Extract the records below word for word and ignore the images.
** BEGIN Listed records **
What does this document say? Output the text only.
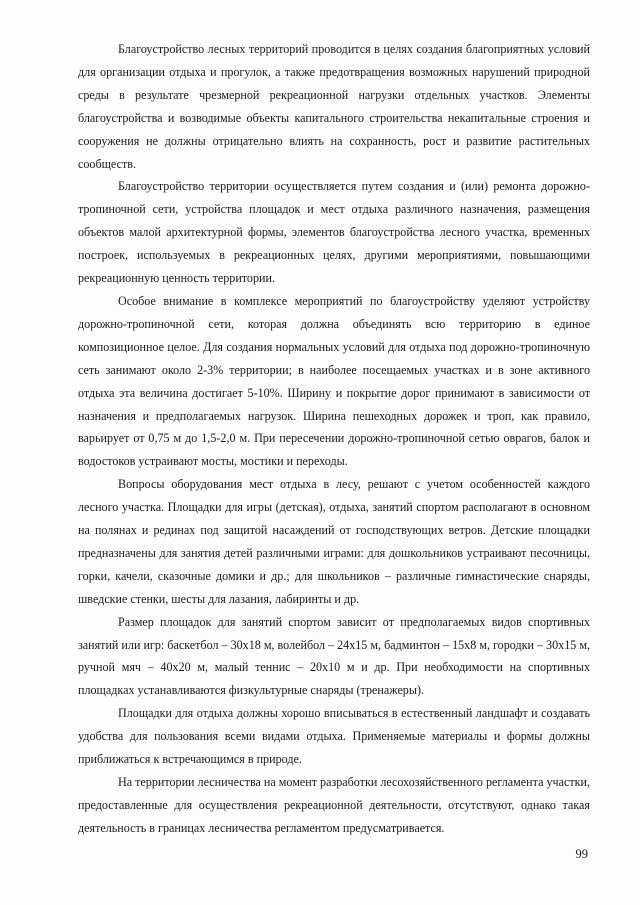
Благоустройство лесных территорий проводится в целях создания благоприятных условий для организации отдыха и прогулок, а также предотвращения возможных нарушений природной среды в результате чрезмерной рекреационной нагрузки отдельных участков. Элементы благоустройства и возводимые объекты капитального строительства некапитальные строения и сооружения не должны отрицательно влиять на сохранность, рост и развитие растительных сообществ.

Благоустройство территории осуществляется путем создания и (или) ремонта дорожно-тропиночной сети, устройства площадок и мест отдыха различного назначения, размещения объектов малой архитектурной формы, элементов благоустройства лесного участка, временных построек, используемых в рекреационных целях, другими мероприятиями, повышающими рекреационную ценность территории.

Особое внимание в комплексе мероприятий по благоустройству уделяют устройству дорожно-тропиночной сети, которая должна объединять всю территорию в единое композиционное целое. Для создания нормальных условий для отдыха под дорожно-тропиночную сеть занимают около 2-3% территории; в наиболее посещаемых участках и в зоне активного отдыха эта величина достигает 5-10%. Ширину и покрытие дорог принимают в зависимости от назначения и предполагаемых нагрузок. Ширина пешеходных дорожек и троп, как правило, варьирует от 0,75 м до 1,5-2,0 м. При пересечении дорожно-тропиночной сетью оврагов, балок и водостоков устраивают мосты, мостики и переходы.

Вопросы оборудования мест отдыха в лесу, решают с учетом особенностей каждого лесного участка. Площадки для игры (детская), отдыха, занятий спортом располагают в основном на полянах и рединах под защитой насаждений от господствующих ветров. Детские площадки предназначены для занятия детей различными играми: для дошкольников устраивают песочницы, горки, качели, сказочные домики и др.; для школьников – различные гимнастические снаряды, шведские стенки, шесты для лазания, лабиринты и др.

Размер площадок для занятий спортом зависит от предполагаемых видов спортивных занятий или игр: баскетбол – 30х18 м, волейбол – 24х15 м, бадминтон – 15х8 м, городки – 30х15 м, ручной мяч – 40х20 м, малый теннис – 20х10 м и др. При необходимости на спортивных площадках устанавливаются физкультурные снаряды (тренажеры).

Площадки для отдыха должны хорошо вписываться в естественный ландшафт и создавать удобства для пользования всеми видами отдыха. Применяемые материалы и формы должны приближаться к встречающимся в природе.

На территории лесничества на момент разработки лесохозяйственного регламента участки, предоставленные для осуществления рекреационной деятельности, отсутствуют, однако такая деятельность в границах лесничества регламентом предусматривается.

99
** END Listed records **
*Task solution*.
What does this document say? Output the text only.
Благоустройство лесных территорий проводится в целях создания благоприятных условий для организации отдыха и прогулок, а также предотвращения возможных нарушений природной среды в результате чрезмерной рекреационной нагрузки отдельных участков. Элементы благоустройства и возводимые объекты капитального строительства некапитальные строения и сооружения не должны отрицательно влиять на сохранность, рост и развитие растительных сообществ.

Благоустройство территории осуществляется путем создания и (или) ремонта дорожно-тропиночной сети, устройства площадок и мест отдыха различного назначения, размещения объектов малой архитектурной формы, элементов благоустройства лесного участка, временных построек, используемых в рекреационных целях, другими мероприятиями, повышающими рекреационную ценность территории.

Особое внимание в комплексе мероприятий по благоустройству уделяют устройству дорожно-тропиночной сети, которая должна объединять всю территорию в единое композиционное целое. Для создания нормальных условий для отдыха под дорожно-тропиночную сеть занимают около 2-3% территории; в наиболее посещаемых участках и в зоне активного отдыха эта величина достигает 5-10%. Ширину и покрытие дорог принимают в зависимости от назначения и предполагаемых нагрузок. Ширина пешеходных дорожек и троп, как правило, варьирует от 0,75 м до 1,5-2,0 м. При пересечении дорожно-тропиночной сетью оврагов, балок и водостоков устраивают мосты, мостики и переходы.

Вопросы оборудования мест отдыха в лесу, решают с учетом особенностей каждого лесного участка. Площадки для игры (детская), отдыха, занятий спортом располагают в основном на полянах и рединах под защитой насаждений от господствующих ветров. Детские площадки предназначены для занятия детей различными играми: для дошкольников устраивают песочницы, горки, качели, сказочные домики и др.; для школьников – различные гимнастические снаряды, шведские стенки, шесты для лазания, лабиринты и др.

Размер площадок для занятий спортом зависит от предполагаемых видов спортивных занятий или игр: баскетбол – 30х18 м, волейбол – 24х15 м, бадминтон – 15х8 м, городки – 30х15 м, ручной мяч – 40х20 м, малый теннис – 20х10 м и др. При необходимости на спортивных площадках устанавливаются физкультурные снаряды (тренажеры).

Площадки для отдыха должны хорошо вписываться в естественный ландшафт и создавать удобства для пользования всеми видами отдыха. Применяемые материалы и формы должны приближаться к встречающимся в природе.

На территории лесничества на момент разработки лесохозяйственного регламента участки, предоставленные для осуществления рекреационной деятельности, отсутствуют, однако такая деятельность в границах лесничества регламентом предусматривается.

99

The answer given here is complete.